Como sublinha Vasco Pereira da Silva (em O Contencioso Administrativo como Direito Constitucional Concretizado ou Ainda por Concretizar (?), 1999, pp. 5 e ss.), a concretização dos direitos fundamentais não é possível sem que existam meios contenciosos adequados que assegurem a sua tutela plena e efectiva. Nas palavras de Ana Sofia Firmino, isto implica uma "postura activa" do Estado (Processos Urgentes, in Novas e Velhas Andanças do Contencioso Administrativo, 2005, pág. 359), embora essa postura não seja objectivamente definida. Quer isto dizer que a CRP impõe que haja uma acção estatal, mas não especifica que acção deve ser essa. E, no âmbito da tutela urgente dos direitos, liberdades e garantias, o leque de opções era bastante vasto. Basta olharmos para outros ordenamentos jurídicos europeus para encontrarmos soluções diversas entre si, mas com o mesmo objectivo de protecção dos direitos, liberdades e garantias.

No presente ensaio, não nos propomos analisar pressupostos processuais, tramitação ou poderes de cognição do juiz, por óbvia limitação de espaço; porque é necessário optar por apenas uma parte da análise feita à figura, escolhemos traçar os limites em torno da intimação para protecção de direitos, liberdades e garantias – mostrar onde começa e onde acaba, sem nos preocuparmos com a forma como se desenrola.

Começaremos por ver muito rapidamente em que consistem os meios processuais adoptados nesta sede em Espanha e França, apenas por motivos de contextualização (1); de seguida, debruçar-nos-emos sobre a figura portuguesa da intimação para protecção de direitos, liberdades e garantias (2). Após uma breve apreciação geral do meio processual, tentaremos concretizar o conceito de direitos, liberdades e garantias para efeitos de preenchimento do objecto processual (2.1.) e, seguidamente, dedicar-nos-emos à delimitação da figura face a outras acções do contencioso administrativo português, com destaque para as providências cautelares (2.2.).



1. A protecção dos direitos, liberdades e garantias no direito comparado

a) A solução espanhola

Em Espanha, a Constituição consagra uma ampla tutela dos direitos fundamentais, concretizada quer a nível difuso, quer a nível concentrado, e permitindo aos particulares o acesso directo ao Tribunal Constitucional.

Tem sido o procedimiento especial para la protección de los derechos fundamentales de la persona o instituto mais invocado como exemplo para defender a introdução em Portugal da acção de amparo.

Ana Sofia Firmino aponta, referindo-se à obra de García de Enterría e Tomás-Rámon Fernández, que os tribunais ordinários conferem um "primeiro nível de protecção", à qual se sobrepõe o recurso de amparo, mediante o qual se confere à protecção dos direitos fundamentais um cunho constitucional.

Neste procedimiento, vigoram os princípios da preferência e da sumariedade; o primeiro significa que se estabelece um critério de prioridade na tramitação, enquanto o segundo implica a redução de prazos e concentração de trâmites.

......

» Desafio a: Converta numa lista JSON de strings, uma por linha e sem linhas em branco, o trecho dos registos que vai do início até à linha que contém "land-shape (702, 320, 710, 337)", ambas incluídas.

......

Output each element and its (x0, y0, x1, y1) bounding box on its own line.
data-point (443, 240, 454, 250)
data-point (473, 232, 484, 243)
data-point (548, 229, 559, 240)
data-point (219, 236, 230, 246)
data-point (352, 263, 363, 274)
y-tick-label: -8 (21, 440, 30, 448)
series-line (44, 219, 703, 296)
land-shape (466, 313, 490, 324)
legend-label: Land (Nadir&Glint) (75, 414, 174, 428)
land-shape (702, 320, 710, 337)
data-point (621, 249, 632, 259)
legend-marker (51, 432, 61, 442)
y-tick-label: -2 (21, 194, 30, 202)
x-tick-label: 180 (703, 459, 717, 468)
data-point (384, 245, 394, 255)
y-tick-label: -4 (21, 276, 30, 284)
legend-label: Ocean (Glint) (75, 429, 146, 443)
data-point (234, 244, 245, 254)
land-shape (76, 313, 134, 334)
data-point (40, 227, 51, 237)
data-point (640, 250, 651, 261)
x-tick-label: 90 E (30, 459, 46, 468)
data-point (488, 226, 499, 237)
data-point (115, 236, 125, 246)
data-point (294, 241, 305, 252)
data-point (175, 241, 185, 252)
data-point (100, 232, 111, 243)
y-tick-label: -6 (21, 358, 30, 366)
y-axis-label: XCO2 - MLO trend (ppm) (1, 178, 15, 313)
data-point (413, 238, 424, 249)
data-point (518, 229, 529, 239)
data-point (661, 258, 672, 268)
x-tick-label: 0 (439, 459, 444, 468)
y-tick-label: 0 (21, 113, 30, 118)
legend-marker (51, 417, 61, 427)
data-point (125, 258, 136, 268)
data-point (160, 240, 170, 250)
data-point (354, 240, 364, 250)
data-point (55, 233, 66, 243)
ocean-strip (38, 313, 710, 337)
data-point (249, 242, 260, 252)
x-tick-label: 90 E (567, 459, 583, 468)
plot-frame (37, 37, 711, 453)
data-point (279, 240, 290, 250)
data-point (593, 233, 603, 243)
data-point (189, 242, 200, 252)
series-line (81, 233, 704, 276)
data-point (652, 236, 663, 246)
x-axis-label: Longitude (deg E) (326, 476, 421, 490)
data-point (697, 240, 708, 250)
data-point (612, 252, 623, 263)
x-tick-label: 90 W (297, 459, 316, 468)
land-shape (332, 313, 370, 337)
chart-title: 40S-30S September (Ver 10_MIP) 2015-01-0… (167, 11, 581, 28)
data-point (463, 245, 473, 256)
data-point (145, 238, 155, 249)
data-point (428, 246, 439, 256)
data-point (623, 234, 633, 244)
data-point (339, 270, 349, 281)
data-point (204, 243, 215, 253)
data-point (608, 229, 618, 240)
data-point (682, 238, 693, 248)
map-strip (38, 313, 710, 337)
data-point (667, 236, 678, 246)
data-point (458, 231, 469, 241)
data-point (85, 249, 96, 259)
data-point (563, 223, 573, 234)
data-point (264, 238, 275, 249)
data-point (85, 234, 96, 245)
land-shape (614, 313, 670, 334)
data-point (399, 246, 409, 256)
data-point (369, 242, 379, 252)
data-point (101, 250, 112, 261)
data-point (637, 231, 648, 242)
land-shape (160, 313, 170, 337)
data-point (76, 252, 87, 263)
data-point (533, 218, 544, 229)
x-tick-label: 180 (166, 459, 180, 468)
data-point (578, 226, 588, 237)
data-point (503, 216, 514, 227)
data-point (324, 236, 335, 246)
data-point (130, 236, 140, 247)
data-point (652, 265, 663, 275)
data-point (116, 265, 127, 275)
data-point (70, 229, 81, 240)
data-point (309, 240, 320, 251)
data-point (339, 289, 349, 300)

......

» Desafio b: Indique se cada afirmação está de acordo com a fonte, respondendo sim ou não e citando as palavras decisivas: (i) o ensaio propõe-se analisar a tramitação da intimação; (ii) em Espanha, a Constituição permite aos particulares o acesso directo ao Tribunal Constitucional; (iii) o princípio da sumariedade implica a redução de prazos e a concentração de trâmites.

» Resposta completa a:
[
  "Output each element and its (x0, y0, x1, y1) bounding box on its own line.",
  "data-point (443, 240, 454, 250)",
  "data-point (473, 232, 484, 243)",
  "data-point (548, 229, 559, 240)",
  "data-point (219, 236, 230, 246)",
  "data-point (352, 263, 363, 274)",
  "y-tick-label: -8 (21, 440, 30, 448)",
  "series-line (44, 219, 703, 296)",
  "land-shape (466, 313, 490, 324)",
  "legend-label: Land (Nadir&Glint) (75, 414, 174, 428)",
  "land-shape (702, 320, 710, 337)"
]

» Resposta completa b:
(i) Não: "não nos propomos analisar pressupostos processuais, tramitação ou poderes de cognição do juiz"
(ii) Sim: "permitindo aos particulares o acesso directo ao Tribunal Constitucional"
(iii) Sim: "o segundo implica a redução de prazos e concentração de trâmites"